*The problem*
Render all the records below as a numbered list, leaving out blank lines and any pictures.

Collected data
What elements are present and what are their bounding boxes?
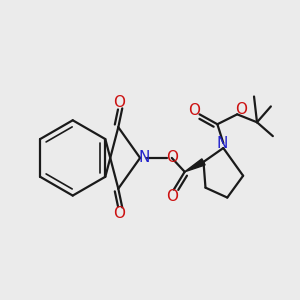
Text: O: O: [166, 189, 178, 204]
Text: O: O: [235, 102, 247, 117]
Text: N: N: [138, 150, 150, 165]
Text: O: O: [166, 150, 178, 165]
Text: O: O: [113, 206, 125, 221]
Polygon shape: [185, 159, 205, 172]
Text: O: O: [189, 103, 201, 118]
Text: N: N: [217, 136, 228, 151]
Text: O: O: [113, 95, 125, 110]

*Correct result*
1. What elements are present and what are their bounding boxes?
2. Text: O: O: [166, 189, 178, 204]
3. Text: O: O: [235, 102, 247, 117]
4. Text: N: N: [138, 150, 150, 165]
5. Text: O: O: [166, 150, 178, 165]
6. Text: O: O: [113, 206, 125, 221]
7. Polygon shape: [185, 159, 205, 172]
8. Text: O: O: [189, 103, 201, 118]
9. Text: N: N: [217, 136, 228, 151]
10. Text: O: O: [113, 95, 125, 110]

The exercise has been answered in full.